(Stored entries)
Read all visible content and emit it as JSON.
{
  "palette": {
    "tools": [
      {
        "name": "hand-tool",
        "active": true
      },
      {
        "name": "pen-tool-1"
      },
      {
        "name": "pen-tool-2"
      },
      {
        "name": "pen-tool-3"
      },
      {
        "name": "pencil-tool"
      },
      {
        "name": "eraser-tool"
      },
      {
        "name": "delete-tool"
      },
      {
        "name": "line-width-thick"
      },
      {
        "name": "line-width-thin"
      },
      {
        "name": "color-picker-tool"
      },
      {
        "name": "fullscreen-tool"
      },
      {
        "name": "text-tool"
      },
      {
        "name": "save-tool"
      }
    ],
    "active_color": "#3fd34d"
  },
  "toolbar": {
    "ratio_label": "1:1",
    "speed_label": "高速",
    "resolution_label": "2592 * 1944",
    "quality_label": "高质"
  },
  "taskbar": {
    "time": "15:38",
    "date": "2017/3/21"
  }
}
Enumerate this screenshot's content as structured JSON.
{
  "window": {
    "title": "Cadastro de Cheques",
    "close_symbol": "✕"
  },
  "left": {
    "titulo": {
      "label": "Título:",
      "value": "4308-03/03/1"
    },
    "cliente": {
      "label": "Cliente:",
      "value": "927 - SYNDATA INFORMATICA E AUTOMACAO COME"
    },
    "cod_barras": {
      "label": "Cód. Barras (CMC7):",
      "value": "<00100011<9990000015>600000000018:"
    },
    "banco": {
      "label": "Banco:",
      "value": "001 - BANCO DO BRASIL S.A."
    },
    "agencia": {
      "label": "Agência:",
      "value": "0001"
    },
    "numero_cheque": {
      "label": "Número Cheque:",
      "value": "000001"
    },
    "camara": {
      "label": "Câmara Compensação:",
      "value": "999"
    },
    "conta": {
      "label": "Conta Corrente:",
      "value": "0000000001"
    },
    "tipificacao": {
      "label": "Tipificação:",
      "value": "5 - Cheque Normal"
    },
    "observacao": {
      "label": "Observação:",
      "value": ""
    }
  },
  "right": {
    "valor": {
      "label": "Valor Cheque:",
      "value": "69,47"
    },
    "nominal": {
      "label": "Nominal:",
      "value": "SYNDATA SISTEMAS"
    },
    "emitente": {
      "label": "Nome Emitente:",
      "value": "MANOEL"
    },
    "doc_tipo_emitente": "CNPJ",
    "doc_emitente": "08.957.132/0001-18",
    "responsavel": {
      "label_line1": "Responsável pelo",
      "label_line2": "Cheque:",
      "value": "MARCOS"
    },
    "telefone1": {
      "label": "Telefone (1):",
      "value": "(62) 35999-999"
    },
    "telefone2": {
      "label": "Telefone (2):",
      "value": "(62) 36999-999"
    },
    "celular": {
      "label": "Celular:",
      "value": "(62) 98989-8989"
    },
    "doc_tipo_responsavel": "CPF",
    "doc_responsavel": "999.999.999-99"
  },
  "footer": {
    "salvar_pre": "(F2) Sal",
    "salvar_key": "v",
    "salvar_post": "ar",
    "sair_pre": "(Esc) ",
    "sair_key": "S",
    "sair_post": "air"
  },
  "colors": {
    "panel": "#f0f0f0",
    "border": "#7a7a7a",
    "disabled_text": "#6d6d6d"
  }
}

- **TASK INSTRUCTIONS**
Reproduce each record exactly, leaving nothing out.

- **THE SOLUTION**
Read all visible content and emit it as JSON.
{
  "palette": {
    "tools": [
      {
        "name": "hand-tool",
        "active": true
      },
      {
        "name": "pen-tool-1"
      },
      {
        "name": "pen-tool-2"
      },
      {
        "name": "pen-tool-3"
      },
      {
        "name": "pencil-tool"
      },
      {
        "name": "eraser-tool"
      },
      {
        "name": "delete-tool"
      },
      {
        "name": "line-width-thick"
      },
      {
        "name": "line-width-thin"
      },
      {
        "name": "color-picker-tool"
      },
      {
        "name": "fullscreen-tool"
      },
      {
        "name": "text-tool"
      },
      {
        "name": "save-tool"
      }
    ],
    "active_color": "#3fd34d"
  },
  "toolbar": {
    "ratio_label": "1:1",
    "speed_label": "高速",
    "resolution_label": "2592 * 1944",
    "quality_label": "高质"
  },
  "taskbar": {
    "time": "15:38",
    "date": "2017/3/21"
  }
}
Enumerate this screenshot's content as structured JSON.
{
  "window": {
    "title": "Cadastro de Cheques",
    "close_symbol": "✕"
  },
  "left": {
    "titulo": {
      "label": "Título:",
      "value": "4308-03/03/1"
    },
    "cliente": {
      "label": "Cliente:",
      "value": "927 - SYNDATA INFORMATICA E AUTOMACAO COME"
    },
    "cod_barras": {
      "label": "Cód. Barras (CMC7):",
      "value": "<00100011<9990000015>600000000018:"
    },
    "banco": {
      "label": "Banco:",
      "value": "001 - BANCO DO BRASIL S.A."
    },
    "agencia": {
      "label": "Agência:",
      "value": "0001"
    },
    "numero_cheque": {
      "label": "Número Cheque:",
      "value": "000001"
    },
    "camara": {
      "label": "Câmara Compensação:",
      "value": "999"
    },
    "conta": {
      "label": "Conta Corrente:",
      "value": "0000000001"
    },
    "tipificacao": {
      "label": "Tipificação:",
      "value": "5 - Cheque Normal"
    },
    "observacao": {
      "label": "Observação:",
      "value": ""
    }
  },
  "right": {
    "valor": {
      "label": "Valor Cheque:",
      "value": "69,47"
    },
    "nominal": {
      "label": "Nominal:",
      "value": "SYNDATA SISTEMAS"
    },
    "emitente": {
      "label": "Nome Emitente:",
      "value": "MANOEL"
    },
    "doc_tipo_emitente": "CNPJ",
    "doc_emitente": "08.957.132/0001-18",
    "responsavel": {
      "label_line1": "Responsável pelo",
      "label_line2": "Cheque:",
      "value": "MARCOS"
    },
    "telefone1": {
      "label": "Telefone (1):",
      "value": "(62) 35999-999"
    },
    "telefone2": {
      "label": "Telefone (2):",
      "value": "(62) 36999-999"
    },
    "celular": {
      "label": "Celular:",
      "value": "(62) 98989-8989"
    },
    "doc_tipo_responsavel": "CPF",
    "doc_responsavel": "999.999.999-99"
  },
  "footer": {
    "salvar_pre": "(F2) Sal",
    "salvar_key": "v",
    "salvar_post": "ar",
    "sair_pre": "(Esc) ",
    "sair_key": "S",
    "sair_post": "air"
  },
  "colors": {
    "panel": "#f0f0f0",
    "border": "#7a7a7a",
    "disabled_text": "#6d6d6d"
  }
}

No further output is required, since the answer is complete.